* _ASSIGNMENT_:
Check each statement against the text on transistor defect rates. For each, answer yes or no and quote the exact words of the text that decide it.
1. The defect rate given for the machine producing transistors is 0.02.
2. The probability of no defects in a batch of 100 transistors is 0.016675.
3. On average, 50 trials are expected before a defect is observed.

Top of SOURCE DOCUMENT

3.22 Defective rate.

We use the formula and methods for geometric distribution explained on page 143. Defect rate is \(p = 0.02\) for a machine producing transistors.

p = 0.02

The probability that the first defect is the 10th transistor is \[ Pr[\text{1st defect at 10th transistor}] = p (1-p)^9 = 0.016675 \]
The probability of no defects in a batch of 100 is:

\[ Pr[\text{no defects in 100 transistors}] = (1-p)^{100} = 0.1326196 \] While a single transistor has a low probability of defect, the impact of compounding means that some defects are common in large batches.

We expect on average \(1/p\) trials to observe a defect. This is 50 trials.

Bottom of SOURCE DOCUMENT
Top of DATA FOR ANALYSIS

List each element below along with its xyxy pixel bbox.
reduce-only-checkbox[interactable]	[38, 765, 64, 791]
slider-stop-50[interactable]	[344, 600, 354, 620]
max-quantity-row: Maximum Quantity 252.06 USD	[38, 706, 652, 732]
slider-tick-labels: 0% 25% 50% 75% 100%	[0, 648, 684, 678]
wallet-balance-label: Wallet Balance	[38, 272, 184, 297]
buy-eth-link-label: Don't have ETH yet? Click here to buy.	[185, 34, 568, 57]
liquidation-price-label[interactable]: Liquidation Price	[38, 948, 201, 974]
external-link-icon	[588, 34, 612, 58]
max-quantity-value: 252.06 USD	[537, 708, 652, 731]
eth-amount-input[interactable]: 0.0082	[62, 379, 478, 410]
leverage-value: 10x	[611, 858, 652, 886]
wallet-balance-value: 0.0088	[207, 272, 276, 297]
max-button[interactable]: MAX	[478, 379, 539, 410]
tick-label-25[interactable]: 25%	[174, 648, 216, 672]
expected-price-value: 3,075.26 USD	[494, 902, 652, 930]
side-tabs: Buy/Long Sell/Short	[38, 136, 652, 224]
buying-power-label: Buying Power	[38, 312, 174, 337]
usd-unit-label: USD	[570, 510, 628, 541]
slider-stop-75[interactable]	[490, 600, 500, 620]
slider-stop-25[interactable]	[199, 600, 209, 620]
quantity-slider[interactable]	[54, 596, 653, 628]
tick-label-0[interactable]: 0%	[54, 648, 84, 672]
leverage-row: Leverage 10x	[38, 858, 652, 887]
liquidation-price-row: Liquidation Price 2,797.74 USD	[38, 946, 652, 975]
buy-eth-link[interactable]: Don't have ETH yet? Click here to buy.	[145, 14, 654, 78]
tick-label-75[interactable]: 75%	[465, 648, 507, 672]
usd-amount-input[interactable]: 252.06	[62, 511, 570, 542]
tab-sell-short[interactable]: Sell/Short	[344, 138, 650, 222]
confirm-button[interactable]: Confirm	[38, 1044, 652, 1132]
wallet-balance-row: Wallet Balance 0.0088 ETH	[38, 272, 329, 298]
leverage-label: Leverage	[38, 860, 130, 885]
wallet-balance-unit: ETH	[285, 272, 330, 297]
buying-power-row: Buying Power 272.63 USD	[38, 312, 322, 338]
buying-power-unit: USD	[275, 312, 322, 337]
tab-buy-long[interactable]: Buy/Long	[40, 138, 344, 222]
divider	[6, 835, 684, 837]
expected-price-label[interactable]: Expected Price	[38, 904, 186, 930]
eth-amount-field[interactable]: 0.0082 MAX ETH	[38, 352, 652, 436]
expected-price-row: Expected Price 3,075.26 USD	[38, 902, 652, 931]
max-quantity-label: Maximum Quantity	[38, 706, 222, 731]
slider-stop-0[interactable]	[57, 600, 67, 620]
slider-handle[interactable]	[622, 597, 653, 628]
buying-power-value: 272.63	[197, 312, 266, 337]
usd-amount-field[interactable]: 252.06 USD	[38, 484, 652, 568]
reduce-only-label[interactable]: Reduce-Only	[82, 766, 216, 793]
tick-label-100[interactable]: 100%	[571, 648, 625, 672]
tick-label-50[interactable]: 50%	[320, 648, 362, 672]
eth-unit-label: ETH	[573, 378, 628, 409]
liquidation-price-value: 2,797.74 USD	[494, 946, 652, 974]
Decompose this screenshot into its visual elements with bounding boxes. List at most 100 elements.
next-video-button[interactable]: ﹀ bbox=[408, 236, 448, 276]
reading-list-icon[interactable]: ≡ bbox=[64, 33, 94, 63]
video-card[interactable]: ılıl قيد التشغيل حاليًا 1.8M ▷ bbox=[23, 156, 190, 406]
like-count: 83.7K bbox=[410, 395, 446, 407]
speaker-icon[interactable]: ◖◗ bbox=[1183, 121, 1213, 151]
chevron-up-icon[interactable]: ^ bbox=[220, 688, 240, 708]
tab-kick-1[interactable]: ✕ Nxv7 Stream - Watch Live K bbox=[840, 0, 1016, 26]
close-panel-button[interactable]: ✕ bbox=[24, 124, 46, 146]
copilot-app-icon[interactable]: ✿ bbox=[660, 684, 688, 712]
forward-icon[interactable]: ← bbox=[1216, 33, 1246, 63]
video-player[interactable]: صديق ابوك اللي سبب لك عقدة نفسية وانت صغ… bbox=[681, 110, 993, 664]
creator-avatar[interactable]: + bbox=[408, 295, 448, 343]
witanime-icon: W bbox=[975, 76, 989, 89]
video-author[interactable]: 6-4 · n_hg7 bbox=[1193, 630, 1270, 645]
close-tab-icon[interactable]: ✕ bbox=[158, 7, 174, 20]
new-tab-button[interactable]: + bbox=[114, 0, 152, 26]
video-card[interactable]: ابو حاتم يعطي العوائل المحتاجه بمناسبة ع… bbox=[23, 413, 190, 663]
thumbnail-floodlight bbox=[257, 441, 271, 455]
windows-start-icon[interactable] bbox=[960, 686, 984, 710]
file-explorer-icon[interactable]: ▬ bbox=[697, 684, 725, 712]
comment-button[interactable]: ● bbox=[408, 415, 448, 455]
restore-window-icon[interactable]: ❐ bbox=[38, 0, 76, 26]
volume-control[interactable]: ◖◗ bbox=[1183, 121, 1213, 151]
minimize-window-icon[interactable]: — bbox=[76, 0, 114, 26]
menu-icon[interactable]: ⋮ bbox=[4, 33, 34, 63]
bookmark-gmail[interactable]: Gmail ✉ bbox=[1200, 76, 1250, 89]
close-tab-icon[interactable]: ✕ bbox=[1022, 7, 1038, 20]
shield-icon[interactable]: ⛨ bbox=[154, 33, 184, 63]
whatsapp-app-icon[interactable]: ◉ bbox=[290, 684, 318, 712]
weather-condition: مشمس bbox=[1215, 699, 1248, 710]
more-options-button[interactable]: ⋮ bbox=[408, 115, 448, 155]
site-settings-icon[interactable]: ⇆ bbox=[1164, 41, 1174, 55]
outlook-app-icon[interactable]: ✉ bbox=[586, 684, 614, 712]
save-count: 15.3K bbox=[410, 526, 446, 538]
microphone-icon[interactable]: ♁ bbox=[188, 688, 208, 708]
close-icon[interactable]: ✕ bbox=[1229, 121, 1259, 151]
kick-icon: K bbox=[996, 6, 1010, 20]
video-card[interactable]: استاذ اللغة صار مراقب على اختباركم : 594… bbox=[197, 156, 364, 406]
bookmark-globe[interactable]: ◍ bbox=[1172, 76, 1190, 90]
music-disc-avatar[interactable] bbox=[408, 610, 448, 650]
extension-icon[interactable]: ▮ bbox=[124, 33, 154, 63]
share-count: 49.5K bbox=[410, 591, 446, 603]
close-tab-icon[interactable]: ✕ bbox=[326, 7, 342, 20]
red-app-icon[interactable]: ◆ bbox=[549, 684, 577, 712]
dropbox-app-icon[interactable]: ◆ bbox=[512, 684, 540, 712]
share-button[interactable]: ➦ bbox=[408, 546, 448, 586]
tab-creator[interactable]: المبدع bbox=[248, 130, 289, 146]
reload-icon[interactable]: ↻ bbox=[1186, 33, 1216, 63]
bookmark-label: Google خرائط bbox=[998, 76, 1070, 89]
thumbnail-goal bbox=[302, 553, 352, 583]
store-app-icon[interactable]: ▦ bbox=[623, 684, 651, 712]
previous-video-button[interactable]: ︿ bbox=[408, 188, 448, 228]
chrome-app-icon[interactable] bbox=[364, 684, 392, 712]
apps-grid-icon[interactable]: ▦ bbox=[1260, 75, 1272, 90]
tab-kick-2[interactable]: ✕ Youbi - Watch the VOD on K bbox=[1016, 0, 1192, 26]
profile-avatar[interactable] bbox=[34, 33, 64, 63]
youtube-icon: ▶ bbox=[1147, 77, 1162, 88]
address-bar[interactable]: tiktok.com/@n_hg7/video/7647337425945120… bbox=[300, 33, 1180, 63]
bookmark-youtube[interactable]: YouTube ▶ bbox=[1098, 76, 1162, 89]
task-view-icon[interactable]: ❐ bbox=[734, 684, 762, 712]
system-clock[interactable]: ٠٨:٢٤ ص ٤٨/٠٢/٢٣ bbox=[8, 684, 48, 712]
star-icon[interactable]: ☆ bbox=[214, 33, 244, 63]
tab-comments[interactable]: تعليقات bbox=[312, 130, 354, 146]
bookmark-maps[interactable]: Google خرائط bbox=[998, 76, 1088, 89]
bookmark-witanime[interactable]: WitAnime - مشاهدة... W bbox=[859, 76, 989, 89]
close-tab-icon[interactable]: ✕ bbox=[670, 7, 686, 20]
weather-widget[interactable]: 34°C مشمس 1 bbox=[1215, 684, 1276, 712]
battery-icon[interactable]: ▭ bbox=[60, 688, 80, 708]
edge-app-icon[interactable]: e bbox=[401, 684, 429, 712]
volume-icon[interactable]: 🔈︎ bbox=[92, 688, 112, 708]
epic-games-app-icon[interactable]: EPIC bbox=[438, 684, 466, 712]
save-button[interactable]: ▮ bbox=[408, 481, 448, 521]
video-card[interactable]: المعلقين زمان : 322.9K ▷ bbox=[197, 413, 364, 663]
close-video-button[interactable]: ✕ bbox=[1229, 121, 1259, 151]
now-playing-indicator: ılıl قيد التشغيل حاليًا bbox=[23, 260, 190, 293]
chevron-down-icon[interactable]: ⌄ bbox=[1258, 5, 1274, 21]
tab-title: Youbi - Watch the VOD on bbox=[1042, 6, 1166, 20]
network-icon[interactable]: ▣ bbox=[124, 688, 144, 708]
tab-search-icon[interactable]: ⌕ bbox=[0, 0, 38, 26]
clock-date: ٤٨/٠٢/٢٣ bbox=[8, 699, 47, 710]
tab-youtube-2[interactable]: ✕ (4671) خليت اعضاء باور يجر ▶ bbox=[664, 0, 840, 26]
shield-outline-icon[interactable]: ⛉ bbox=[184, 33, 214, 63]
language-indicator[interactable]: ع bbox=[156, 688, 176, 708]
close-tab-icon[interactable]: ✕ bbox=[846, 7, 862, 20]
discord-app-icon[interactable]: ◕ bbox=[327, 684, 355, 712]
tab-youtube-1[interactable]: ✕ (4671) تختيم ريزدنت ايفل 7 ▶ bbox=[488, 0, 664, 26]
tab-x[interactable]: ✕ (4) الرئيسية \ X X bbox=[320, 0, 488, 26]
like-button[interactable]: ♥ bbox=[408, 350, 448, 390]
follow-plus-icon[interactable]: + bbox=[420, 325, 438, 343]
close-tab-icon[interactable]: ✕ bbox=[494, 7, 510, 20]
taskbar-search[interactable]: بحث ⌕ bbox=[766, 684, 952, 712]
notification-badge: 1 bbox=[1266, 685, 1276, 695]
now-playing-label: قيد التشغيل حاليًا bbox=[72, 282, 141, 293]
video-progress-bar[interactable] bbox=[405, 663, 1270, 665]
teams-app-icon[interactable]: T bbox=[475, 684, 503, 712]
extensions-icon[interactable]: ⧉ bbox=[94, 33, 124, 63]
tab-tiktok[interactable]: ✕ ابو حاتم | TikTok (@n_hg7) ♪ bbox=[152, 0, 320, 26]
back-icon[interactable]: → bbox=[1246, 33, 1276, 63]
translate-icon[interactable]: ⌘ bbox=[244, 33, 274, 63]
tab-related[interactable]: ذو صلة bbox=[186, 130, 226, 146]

Bottom of DATA FOR ANALYSIS

* _RESULT FOR THIS EXERCISE_:
1. Yes: "Defect rate is \(p = 0.02\) for a machine producing transistors."
2. No: "(1-p)^{100} = 0.1326196"
3. Yes: "This is 50 trials."